▶ _Bounding box entries_
-------
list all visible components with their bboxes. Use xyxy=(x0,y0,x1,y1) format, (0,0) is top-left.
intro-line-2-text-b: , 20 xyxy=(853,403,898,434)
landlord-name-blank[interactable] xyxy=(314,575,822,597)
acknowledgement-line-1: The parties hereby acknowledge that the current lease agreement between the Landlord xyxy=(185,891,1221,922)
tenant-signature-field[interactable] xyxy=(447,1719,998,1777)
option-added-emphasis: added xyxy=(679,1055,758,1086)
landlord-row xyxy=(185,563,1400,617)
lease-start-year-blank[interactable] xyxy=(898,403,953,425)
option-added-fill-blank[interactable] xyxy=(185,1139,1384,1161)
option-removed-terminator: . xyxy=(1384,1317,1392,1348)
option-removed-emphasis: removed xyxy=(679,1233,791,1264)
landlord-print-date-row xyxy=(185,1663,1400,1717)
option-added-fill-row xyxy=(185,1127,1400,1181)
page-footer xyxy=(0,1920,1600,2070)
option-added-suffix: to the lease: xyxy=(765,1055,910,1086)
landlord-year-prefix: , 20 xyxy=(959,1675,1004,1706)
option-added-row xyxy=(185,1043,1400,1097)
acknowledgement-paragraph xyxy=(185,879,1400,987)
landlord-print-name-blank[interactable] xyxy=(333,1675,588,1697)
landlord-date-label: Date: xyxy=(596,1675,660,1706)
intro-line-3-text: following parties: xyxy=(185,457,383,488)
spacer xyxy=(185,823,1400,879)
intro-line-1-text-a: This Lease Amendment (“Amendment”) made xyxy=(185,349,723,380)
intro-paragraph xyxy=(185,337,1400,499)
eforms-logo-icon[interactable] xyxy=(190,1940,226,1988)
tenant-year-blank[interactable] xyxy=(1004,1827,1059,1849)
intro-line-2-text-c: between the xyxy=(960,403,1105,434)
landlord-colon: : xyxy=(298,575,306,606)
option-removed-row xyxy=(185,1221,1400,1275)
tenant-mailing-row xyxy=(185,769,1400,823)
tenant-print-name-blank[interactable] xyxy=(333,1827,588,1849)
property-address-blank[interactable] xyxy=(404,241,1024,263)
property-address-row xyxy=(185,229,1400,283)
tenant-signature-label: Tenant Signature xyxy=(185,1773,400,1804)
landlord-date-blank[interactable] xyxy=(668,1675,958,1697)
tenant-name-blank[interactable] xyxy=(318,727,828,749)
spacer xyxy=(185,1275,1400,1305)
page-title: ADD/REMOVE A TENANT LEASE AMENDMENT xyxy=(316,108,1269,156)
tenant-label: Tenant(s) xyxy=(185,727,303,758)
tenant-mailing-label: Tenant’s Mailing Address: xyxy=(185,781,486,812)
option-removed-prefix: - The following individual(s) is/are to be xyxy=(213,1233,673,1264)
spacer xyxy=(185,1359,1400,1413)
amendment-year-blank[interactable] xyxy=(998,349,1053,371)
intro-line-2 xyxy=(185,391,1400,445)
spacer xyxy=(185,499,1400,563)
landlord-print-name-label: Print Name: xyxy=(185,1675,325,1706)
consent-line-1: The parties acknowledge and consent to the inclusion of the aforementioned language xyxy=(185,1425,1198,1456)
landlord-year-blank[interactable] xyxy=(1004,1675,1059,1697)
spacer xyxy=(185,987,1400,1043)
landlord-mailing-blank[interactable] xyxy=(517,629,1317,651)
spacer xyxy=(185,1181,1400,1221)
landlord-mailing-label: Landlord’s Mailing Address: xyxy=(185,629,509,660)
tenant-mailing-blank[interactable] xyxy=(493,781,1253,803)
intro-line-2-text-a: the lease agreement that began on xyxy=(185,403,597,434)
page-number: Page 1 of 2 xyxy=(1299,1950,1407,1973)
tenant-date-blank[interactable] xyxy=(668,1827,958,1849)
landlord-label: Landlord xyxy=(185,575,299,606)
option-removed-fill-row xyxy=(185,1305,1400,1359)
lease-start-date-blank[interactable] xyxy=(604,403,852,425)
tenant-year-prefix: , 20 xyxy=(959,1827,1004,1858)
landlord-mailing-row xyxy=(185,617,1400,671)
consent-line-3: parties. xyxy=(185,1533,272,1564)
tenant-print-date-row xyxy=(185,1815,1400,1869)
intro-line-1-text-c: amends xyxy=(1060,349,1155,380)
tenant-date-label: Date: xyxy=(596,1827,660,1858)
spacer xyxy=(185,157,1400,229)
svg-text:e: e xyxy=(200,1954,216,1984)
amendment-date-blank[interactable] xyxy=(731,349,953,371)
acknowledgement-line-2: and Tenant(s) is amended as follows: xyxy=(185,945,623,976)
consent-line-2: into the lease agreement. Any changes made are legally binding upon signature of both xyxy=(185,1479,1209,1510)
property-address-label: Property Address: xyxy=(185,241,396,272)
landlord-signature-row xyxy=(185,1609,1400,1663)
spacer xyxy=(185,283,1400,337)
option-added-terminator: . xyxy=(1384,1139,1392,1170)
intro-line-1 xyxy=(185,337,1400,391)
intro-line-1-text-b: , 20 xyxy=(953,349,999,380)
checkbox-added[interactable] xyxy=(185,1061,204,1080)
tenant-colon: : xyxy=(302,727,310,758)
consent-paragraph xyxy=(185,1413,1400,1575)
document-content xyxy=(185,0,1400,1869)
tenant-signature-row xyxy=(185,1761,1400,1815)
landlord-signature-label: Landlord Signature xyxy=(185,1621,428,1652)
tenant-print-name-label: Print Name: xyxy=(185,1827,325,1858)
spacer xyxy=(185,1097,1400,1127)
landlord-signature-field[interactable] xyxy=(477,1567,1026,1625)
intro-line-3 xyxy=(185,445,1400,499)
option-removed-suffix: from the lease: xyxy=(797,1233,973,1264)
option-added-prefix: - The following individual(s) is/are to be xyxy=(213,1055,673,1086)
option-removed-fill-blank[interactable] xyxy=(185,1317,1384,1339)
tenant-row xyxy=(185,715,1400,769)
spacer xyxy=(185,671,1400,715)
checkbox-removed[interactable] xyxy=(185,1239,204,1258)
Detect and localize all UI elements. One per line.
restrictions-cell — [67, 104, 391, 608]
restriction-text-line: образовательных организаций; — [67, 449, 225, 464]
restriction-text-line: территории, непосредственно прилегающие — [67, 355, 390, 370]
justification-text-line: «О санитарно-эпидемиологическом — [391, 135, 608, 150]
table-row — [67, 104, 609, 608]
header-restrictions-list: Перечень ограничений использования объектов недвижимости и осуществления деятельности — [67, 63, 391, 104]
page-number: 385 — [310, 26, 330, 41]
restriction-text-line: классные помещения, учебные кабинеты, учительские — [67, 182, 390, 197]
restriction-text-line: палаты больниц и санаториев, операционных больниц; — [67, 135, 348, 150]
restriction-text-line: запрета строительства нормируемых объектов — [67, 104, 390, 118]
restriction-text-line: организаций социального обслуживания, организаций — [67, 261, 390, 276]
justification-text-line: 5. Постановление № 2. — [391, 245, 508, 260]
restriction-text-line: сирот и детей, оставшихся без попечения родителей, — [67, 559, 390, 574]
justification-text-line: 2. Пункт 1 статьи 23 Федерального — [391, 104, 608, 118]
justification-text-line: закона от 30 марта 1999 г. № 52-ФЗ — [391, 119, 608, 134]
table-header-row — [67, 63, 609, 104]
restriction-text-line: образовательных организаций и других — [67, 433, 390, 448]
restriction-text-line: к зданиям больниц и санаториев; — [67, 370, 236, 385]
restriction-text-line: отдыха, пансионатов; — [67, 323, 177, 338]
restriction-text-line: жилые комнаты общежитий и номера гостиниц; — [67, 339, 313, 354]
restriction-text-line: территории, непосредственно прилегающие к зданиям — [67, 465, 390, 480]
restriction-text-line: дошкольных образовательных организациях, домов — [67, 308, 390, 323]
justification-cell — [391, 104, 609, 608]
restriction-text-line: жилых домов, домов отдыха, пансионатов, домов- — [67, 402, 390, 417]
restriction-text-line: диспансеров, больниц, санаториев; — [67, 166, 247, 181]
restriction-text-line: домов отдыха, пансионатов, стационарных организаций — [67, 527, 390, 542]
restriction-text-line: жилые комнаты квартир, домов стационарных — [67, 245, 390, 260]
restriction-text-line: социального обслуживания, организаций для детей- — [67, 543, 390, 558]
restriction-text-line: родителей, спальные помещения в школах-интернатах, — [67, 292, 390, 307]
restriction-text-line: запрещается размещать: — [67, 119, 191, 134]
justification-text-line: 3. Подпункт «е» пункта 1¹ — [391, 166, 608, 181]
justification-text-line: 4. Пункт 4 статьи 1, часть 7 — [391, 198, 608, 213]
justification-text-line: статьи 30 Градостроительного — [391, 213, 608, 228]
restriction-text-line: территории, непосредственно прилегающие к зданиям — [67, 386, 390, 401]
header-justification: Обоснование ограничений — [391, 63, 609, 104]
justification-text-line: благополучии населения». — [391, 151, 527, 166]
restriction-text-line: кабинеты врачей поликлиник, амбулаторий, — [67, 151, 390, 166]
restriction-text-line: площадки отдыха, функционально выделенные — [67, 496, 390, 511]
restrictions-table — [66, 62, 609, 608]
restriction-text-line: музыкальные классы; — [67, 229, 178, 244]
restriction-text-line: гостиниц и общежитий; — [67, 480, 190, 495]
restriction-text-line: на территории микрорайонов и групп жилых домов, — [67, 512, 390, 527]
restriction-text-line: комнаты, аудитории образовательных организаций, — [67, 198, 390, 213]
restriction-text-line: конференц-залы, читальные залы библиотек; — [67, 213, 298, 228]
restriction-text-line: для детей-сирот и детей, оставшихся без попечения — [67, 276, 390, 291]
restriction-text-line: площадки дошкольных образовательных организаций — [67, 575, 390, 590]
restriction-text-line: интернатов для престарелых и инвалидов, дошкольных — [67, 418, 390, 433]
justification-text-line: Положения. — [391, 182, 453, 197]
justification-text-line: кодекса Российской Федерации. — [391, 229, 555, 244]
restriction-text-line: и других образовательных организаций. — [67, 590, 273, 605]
-------
▶ _To be done_
Turn the rows into a numbered list, from the first row through the row that contains "tenant-signature-field[interactable] xyxy=(447,1719,998,1777)", with no blank lines.

▶ _Response to this exercise_
1. list all visible components with their bboxes. Use xyxy=(x0,y0,x1,y1) format, (0,0) is top-left.
2. intro-line-2-text-b: , 20 xyxy=(853,403,898,434)
3. landlord-name-blank[interactable] xyxy=(314,575,822,597)
4. acknowledgement-line-1: The parties hereby acknowledge that the current lease agreement between the Landlord xyxy=(185,891,1221,922)
5. tenant-signature-field[interactable] xyxy=(447,1719,998,1777)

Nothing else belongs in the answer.